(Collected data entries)
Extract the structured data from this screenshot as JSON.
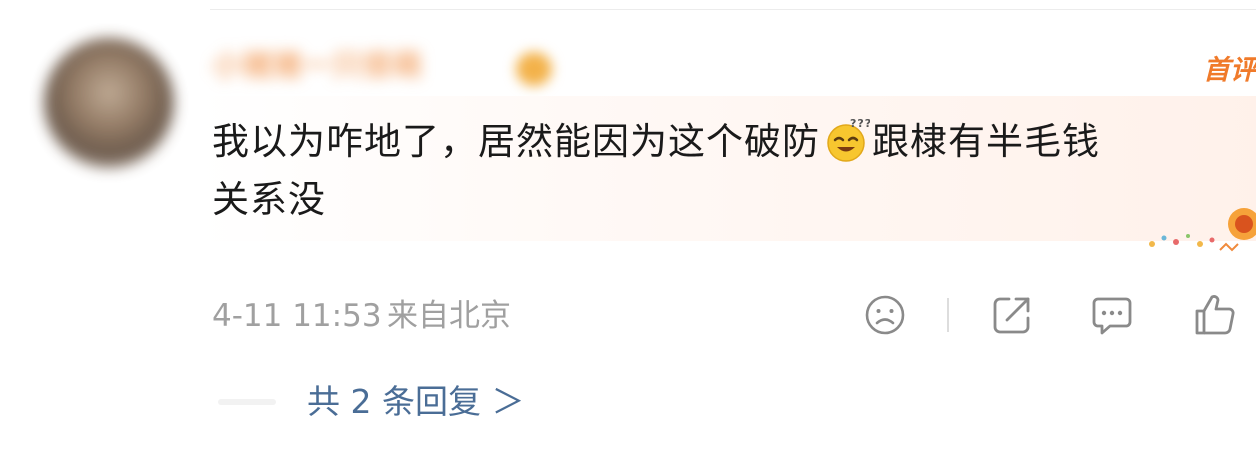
{
  "comment": {
    "username": "小猪猪一只很萌",
    "first_comment_badge": "首评",
    "text_line1_a": "我以为咋地了，居然能因为这个破防",
    "text_line1_b": "跟棣有半毛钱",
    "text_line2": "关系没",
    "emoji": "dizzy-smile-emoji",
    "time": "4-11 11:53",
    "location": "来自北京",
    "replies_link": "共 2 条回复 ＞"
  },
  "actions": {
    "icons": [
      "dislike-face-icon",
      "share-icon",
      "comment-icon",
      "like-thumb-icon"
    ]
  },
  "colors": {
    "badge": "#f07a2a",
    "link": "#4a6d96",
    "meta": "#a0a0a0",
    "text": "#1a1a1a"
  }
}
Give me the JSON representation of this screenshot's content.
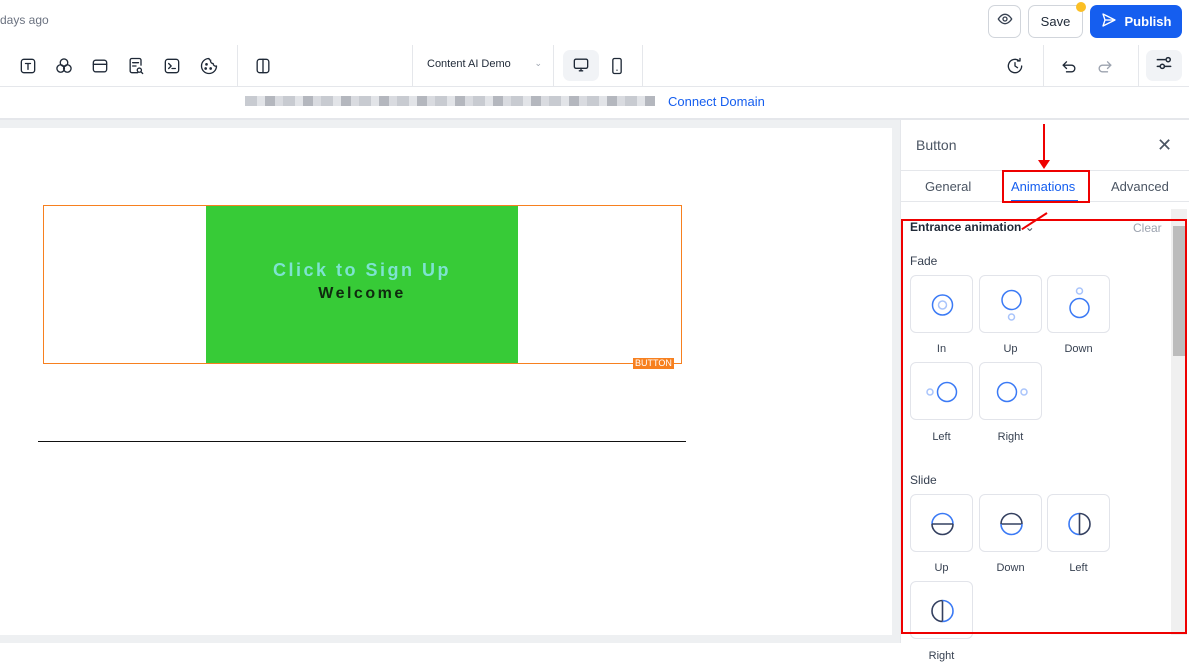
{
  "header": {
    "last_saved": "days ago",
    "save_label": "Save",
    "publish_label": "Publish",
    "unsaved_dot_color": "#fbbf24",
    "publish_color": "#155eef"
  },
  "toolbar": {
    "site_select": "Content AI Demo"
  },
  "urlbar": {
    "connect_domain": "Connect Domain"
  },
  "canvas": {
    "button_title": "Click to Sign Up",
    "button_subtitle": "Welcome",
    "element_tag": "BUTTON",
    "button_bg": "#37cb37",
    "title_color": "#7ee3d0",
    "selection_color": "#f7801f"
  },
  "panel": {
    "title": "Button",
    "tabs": [
      {
        "label": "General"
      },
      {
        "label": "Animations",
        "active": true
      },
      {
        "label": "Advanced"
      }
    ],
    "section_title": "Entrance animation",
    "clear_label": "Clear",
    "groups": [
      {
        "label": "Fade",
        "items": [
          {
            "label": "In"
          },
          {
            "label": "Up"
          },
          {
            "label": "Down"
          },
          {
            "label": "Left"
          },
          {
            "label": "Right"
          }
        ]
      },
      {
        "label": "Slide",
        "items": [
          {
            "label": "Up"
          },
          {
            "label": "Down"
          },
          {
            "label": "Left"
          },
          {
            "label": "Right"
          }
        ]
      }
    ]
  }
}
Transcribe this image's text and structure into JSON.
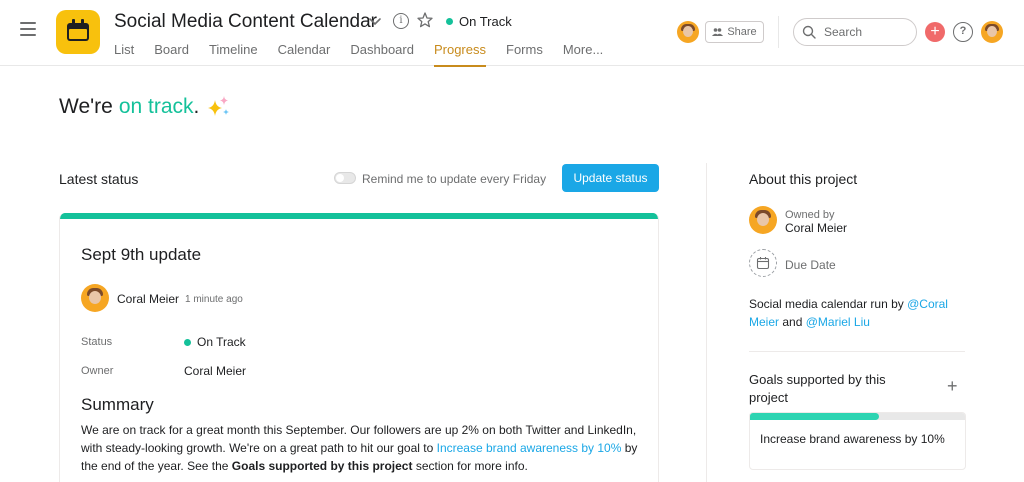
{
  "header": {
    "project_title": "Social Media Content Calendar",
    "status": "On Track",
    "tabs": [
      {
        "label": "List"
      },
      {
        "label": "Board"
      },
      {
        "label": "Timeline"
      },
      {
        "label": "Calendar"
      },
      {
        "label": "Dashboard"
      },
      {
        "label": "Progress"
      },
      {
        "label": "Forms"
      },
      {
        "label": "More..."
      }
    ],
    "active_tab": "Progress",
    "share_label": "Share",
    "search_placeholder": "Search"
  },
  "hero": {
    "prefix": "We're",
    "accent": "on track",
    "suffix": "."
  },
  "latest_status": {
    "title": "Latest status",
    "remind_label": "Remind me to update every Friday",
    "remind_enabled": false,
    "update_button": "Update status"
  },
  "update_card": {
    "title": "Sept 9th update",
    "author": "Coral Meier",
    "time": "1 minute ago",
    "fields": {
      "status_label": "Status",
      "status_value": "On Track",
      "owner_label": "Owner",
      "owner_value": "Coral Meier"
    },
    "summary_title": "Summary",
    "summary": {
      "part1": "We are on track for a great month this September. Our followers are up 2% on both Twitter and LinkedIn, with steady-looking growth. We're on a great path to hit our goal to ",
      "link": "Increase brand awareness by 10%",
      "part2": " by the end of the year. See the ",
      "bold": "Goals supported by this project",
      "part3": " section for more info."
    }
  },
  "about": {
    "title": "About this project",
    "owned_by_label": "Owned by",
    "owner_name": "Coral Meier",
    "due_date_label": "Due Date",
    "description": {
      "part1": "Social media calendar run by ",
      "mention1": "@Coral Meier",
      "part2": " and ",
      "mention2": "@Mariel Liu"
    }
  },
  "goals": {
    "title": "Goals supported by this project",
    "items": [
      {
        "label": "Increase brand awareness by 10%",
        "progress": 0.6
      }
    ]
  },
  "colors": {
    "accent_green": "#14c19a",
    "progress_tab": "#c88b1c",
    "primary_button": "#1aa7e6",
    "app_icon": "#f8c10d",
    "add_button": "#f06a6a"
  },
  "icons": {
    "menu": "hamburger-icon",
    "app": "calendar-icon",
    "info": "info-icon",
    "favorite": "star-icon",
    "search": "search-icon",
    "add": "plus-icon",
    "help": "help-icon",
    "hero": "sparkles-icon",
    "due": "calendar-icon"
  }
}
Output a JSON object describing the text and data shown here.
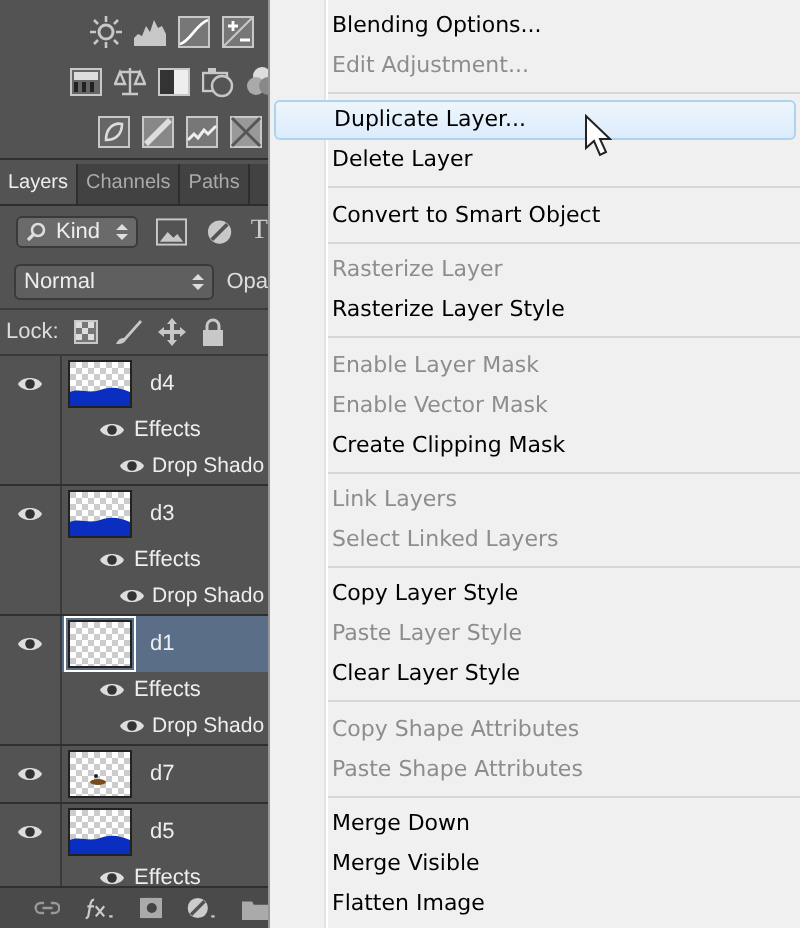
{
  "layers_panel": {
    "tabs": [
      {
        "label": "Layers",
        "selected": true
      },
      {
        "label": "Channels",
        "selected": false
      },
      {
        "label": "Paths",
        "selected": false
      }
    ],
    "filter": {
      "value": "Kind",
      "type_filter": "T"
    },
    "blend_mode": {
      "value": "Normal",
      "opacity_label": "Opa"
    },
    "lock_label": "Lock:",
    "layers": [
      {
        "name": "d4",
        "visible": true,
        "selected": false,
        "kind": "wave",
        "effects": {
          "label": "Effects",
          "visible": true,
          "items": [
            {
              "name": "Drop Shado",
              "visible": true
            }
          ]
        }
      },
      {
        "name": "d3",
        "visible": true,
        "selected": false,
        "kind": "wave",
        "effects": {
          "label": "Effects",
          "visible": true,
          "items": [
            {
              "name": "Drop Shado",
              "visible": true
            }
          ]
        }
      },
      {
        "name": "d1",
        "visible": true,
        "selected": true,
        "kind": "empty",
        "effects": {
          "label": "Effects",
          "visible": true,
          "items": [
            {
              "name": "Drop Shado",
              "visible": true
            }
          ]
        }
      },
      {
        "name": "d7",
        "visible": true,
        "selected": false,
        "kind": "spot"
      },
      {
        "name": "d5",
        "visible": true,
        "selected": false,
        "kind": "wave",
        "effects": {
          "label": "Effects",
          "visible": true
        }
      }
    ]
  },
  "context_menu": {
    "groups": [
      [
        {
          "label": "Blending Options...",
          "disabled": false,
          "highlighted": false
        },
        {
          "label": "Edit Adjustment...",
          "disabled": true,
          "highlighted": false
        }
      ],
      [
        {
          "label": "Duplicate Layer...",
          "disabled": false,
          "highlighted": true
        },
        {
          "label": "Delete Layer",
          "disabled": false,
          "highlighted": false
        }
      ],
      [
        {
          "label": "Convert to Smart Object",
          "disabled": false,
          "highlighted": false
        }
      ],
      [
        {
          "label": "Rasterize Layer",
          "disabled": true,
          "highlighted": false
        },
        {
          "label": "Rasterize Layer Style",
          "disabled": false,
          "highlighted": false
        }
      ],
      [
        {
          "label": "Enable Layer Mask",
          "disabled": true,
          "highlighted": false
        },
        {
          "label": "Enable Vector Mask",
          "disabled": true,
          "highlighted": false
        },
        {
          "label": "Create Clipping Mask",
          "disabled": false,
          "highlighted": false
        }
      ],
      [
        {
          "label": "Link Layers",
          "disabled": true,
          "highlighted": false
        },
        {
          "label": "Select Linked Layers",
          "disabled": true,
          "highlighted": false
        }
      ],
      [
        {
          "label": "Copy Layer Style",
          "disabled": false,
          "highlighted": false
        },
        {
          "label": "Paste Layer Style",
          "disabled": true,
          "highlighted": false
        },
        {
          "label": "Clear Layer Style",
          "disabled": false,
          "highlighted": false
        }
      ],
      [
        {
          "label": "Copy Shape Attributes",
          "disabled": true,
          "highlighted": false
        },
        {
          "label": "Paste Shape Attributes",
          "disabled": true,
          "highlighted": false
        }
      ],
      [
        {
          "label": "Merge Down",
          "disabled": false,
          "highlighted": false
        },
        {
          "label": "Merge Visible",
          "disabled": false,
          "highlighted": false
        },
        {
          "label": "Flatten Image",
          "disabled": false,
          "highlighted": false
        }
      ]
    ]
  }
}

--- Aim of the exercise ---
Omit any images, then output the listing exactly.

--- Finished answer ---
Extract the structured data from this screenshot as JSON.
{
  "comment": {
    "username": "小猪猪一只很萌",
    "first_comment_badge": "首评",
    "text_line1_a": "我以为咋地了，居然能因为这个破防",
    "text_line1_b": "跟棣有半毛钱",
    "text_line2": "关系没",
    "emoji": "dizzy-smile-emoji",
    "time": "4-11 11:53",
    "location": "来自北京",
    "replies_link": "共 2 条回复 ＞"
  },
  "actions": {
    "icons": [
      "dislike-face-icon",
      "share-icon",
      "comment-icon",
      "like-thumb-icon"
    ]
  },
  "colors": {
    "badge": "#f07a2a",
    "link": "#4a6d96",
    "meta": "#a0a0a0",
    "text": "#1a1a1a"
  }
}
Give me the JSON representation of this screenshot's content.
{
  "header": {
    "last_saved": "days ago",
    "save_label": "Save",
    "publish_label": "Publish",
    "unsaved_dot_color": "#fbbf24",
    "publish_color": "#155eef"
  },
  "toolbar": {
    "site_select": "Content AI Demo"
  },
  "urlbar": {
    "connect_domain": "Connect Domain"
  },
  "canvas": {
    "button_title": "Click to Sign Up",
    "button_subtitle": "Welcome",
    "element_tag": "BUTTON",
    "button_bg": "#37cb37",
    "title_color": "#7ee3d0",
    "selection_color": "#f7801f"
  },
  "panel": {
    "title": "Button",
    "tabs": [
      {
        "label": "General"
      },
      {
        "label": "Animations",
        "active": true
      },
      {
        "label": "Advanced"
      }
    ],
    "section_title": "Entrance animation",
    "clear_label": "Clear",
    "groups": [
      {
        "label": "Fade",
        "items": [
          {
            "label": "In"
          },
          {
            "label": "Up"
          },
          {
            "label": "Down"
          },
          {
            "label": "Left"
          },
          {
            "label": "Right"
          }
        ]
      },
      {
        "label": "Slide",
        "items": [
          {
            "label": "Up"
          },
          {
            "label": "Down"
          },
          {
            "label": "Left"
          },
          {
            "label": "Right"
          }
        ]
      }
    ]
  }
}
Transcribe this image's text and structure into JSON.
{
  "header": {
    "project_title": "Social Media Content Calendar",
    "status": "On Track",
    "tabs": [
      {
        "label": "List"
      },
      {
        "label": "Board"
      },
      {
        "label": "Timeline"
      },
      {
        "label": "Calendar"
      },
      {
        "label": "Dashboard"
      },
      {
        "label": "Progress"
      },
      {
        "label": "Forms"
      },
      {
        "label": "More..."
      }
    ],
    "active_tab": "Progress",
    "share_label": "Share",
    "search_placeholder": "Search"
  },
  "hero": {
    "prefix": "We're",
    "accent": "on track",
    "suffix": "."
  },
  "latest_status": {
    "title": "Latest status",
    "remind_label": "Remind me to update every Friday",
    "remind_enabled": false,
    "update_button": "Update status"
  },
  "update_card": {
    "title": "Sept 9th update",
    "author": "Coral Meier",
    "time": "1 minute ago",
    "fields": {
      "status_label": "Status",
      "status_value": "On Track",
      "owner_label": "Owner",
      "owner_value": "Coral Meier"
    },
    "summary_title": "Summary",
    "summary": {
      "part1": "We are on track for a great month this September. Our followers are up 2% on both Twitter and LinkedIn, with steady-looking growth. We're on a great path to hit our goal to ",
      "link": "Increase brand awareness by 10%",
      "part2": " by the end of the year. See the ",
      "bold": "Goals supported by this project",
      "part3": " section for more info."
    }
  },
  "about": {
    "title": "About this project",
    "owned_by_label": "Owned by",
    "owner_name": "Coral Meier",
    "due_date_label": "Due Date",
    "description": {
      "part1": "Social media calendar run by ",
      "mention1": "@Coral Meier",
      "part2": " and ",
      "mention2": "@Mariel Liu"
    }
  },
  "goals": {
    "title": "Goals supported by this project",
    "items": [
      {
        "label": "Increase brand awareness by 10%",
        "progress": 0.6
      }
    ]
  },
  "colors": {
    "accent_green": "#14c19a",
    "progress_tab": "#c88b1c",
    "primary_button": "#1aa7e6",
    "app_icon": "#f8c10d",
    "add_button": "#f06a6a"
  },
  "icons": {
    "menu": "hamburger-icon",
    "app": "calendar-icon",
    "info": "info-icon",
    "favorite": "star-icon",
    "search": "search-icon",
    "add": "plus-icon",
    "help": "help-icon",
    "hero": "sparkles-icon",
    "due": "calendar-icon"
  }
}
Output a JSON object describing the text and data shown here.
{
  "layers_panel": {
    "tabs": [
      {
        "label": "Layers",
        "selected": true
      },
      {
        "label": "Channels",
        "selected": false
      },
      {
        "label": "Paths",
        "selected": false
      }
    ],
    "filter": {
      "value": "Kind",
      "type_filter": "T"
    },
    "blend_mode": {
      "value": "Normal",
      "opacity_label": "Opa"
    },
    "lock_label": "Lock:",
    "layers": [
      {
        "name": "d4",
        "visible": true,
        "selected": false,
        "kind": "wave",
        "effects": {
          "label": "Effects",
          "visible": true,
          "items": [
            {
              "name": "Drop Shado",
              "visible": true
            }
          ]
        }
      },
      {
        "name": "d3",
        "visible": true,
        "selected": false,
        "kind": "wave",
        "effects": {
          "label": "Effects",
          "visible": true,
          "items": [
            {
              "name": "Drop Shado",
              "visible": true
            }
          ]
        }
      },
      {
        "name": "d1",
        "visible": true,
        "selected": true,
        "kind": "empty",
        "effects": {
          "label": "Effects",
          "visible": true,
          "items": [
            {
              "name": "Drop Shado",
              "visible": true
            }
          ]
        }
      },
      {
        "name": "d7",
        "visible": true,
        "selected": false,
        "kind": "spot"
      },
      {
        "name": "d5",
        "visible": true,
        "selected": false,
        "kind": "wave",
        "effects": {
          "label": "Effects",
          "visible": true
        }
      }
    ]
  },
  "context_menu": {
    "groups": [
      [
        {
          "label": "Blending Options...",
          "disabled": false,
          "highlighted": false
        },
        {
          "label": "Edit Adjustment...",
          "disabled": true,
          "highlighted": false
        }
      ],
      [
        {
          "label": "Duplicate Layer...",
          "disabled": false,
          "highlighted": true
        },
        {
          "label": "Delete Layer",
          "disabled": false,
          "highlighted": false
        }
      ],
      [
        {
          "label": "Convert to Smart Object",
          "disabled": false,
          "highlighted": false
        }
      ],
      [
        {
          "label": "Rasterize Layer",
          "disabled": true,
          "highlighted": false
        },
        {
          "label": "Rasterize Layer Style",
          "disabled": false,
          "highlighted": false
        }
      ],
      [
        {
          "label": "Enable Layer Mask",
          "disabled": true,
          "highlighted": false
        },
        {
          "label": "Enable Vector Mask",
          "disabled": true,
          "highlighted": false
        },
        {
          "label": "Create Clipping Mask",
          "disabled": false,
          "highlighted": false
        }
      ],
      [
        {
          "label": "Link Layers",
          "disabled": true,
          "highlighted": false
        },
        {
          "label": "Select Linked Layers",
          "disabled": true,
          "highlighted": false
        }
      ],
      [
        {
          "label": "Copy Layer Style",
          "disabled": false,
          "highlighted": false
        },
        {
          "label": "Paste Layer Style",
          "disabled": true,
          "highlighted": false
        },
        {
          "label": "Clear Layer Style",
          "disabled": false,
          "highlighted": false
        }
      ],
      [
        {
          "label": "Copy Shape Attributes",
          "disabled": true,
          "highlighted": false
        },
        {
          "label": "Paste Shape Attributes",
          "disabled": true,
          "highlighted": false
        }
      ],
      [
        {
          "label": "Merge Down",
          "disabled": false,
          "highlighted": false
        },
        {
          "label": "Merge Visible",
          "disabled": false,
          "highlighted": false
        },
        {
          "label": "Flatten Image",
          "disabled": false,
          "highlighted": false
        }
      ]
    ]
  }
}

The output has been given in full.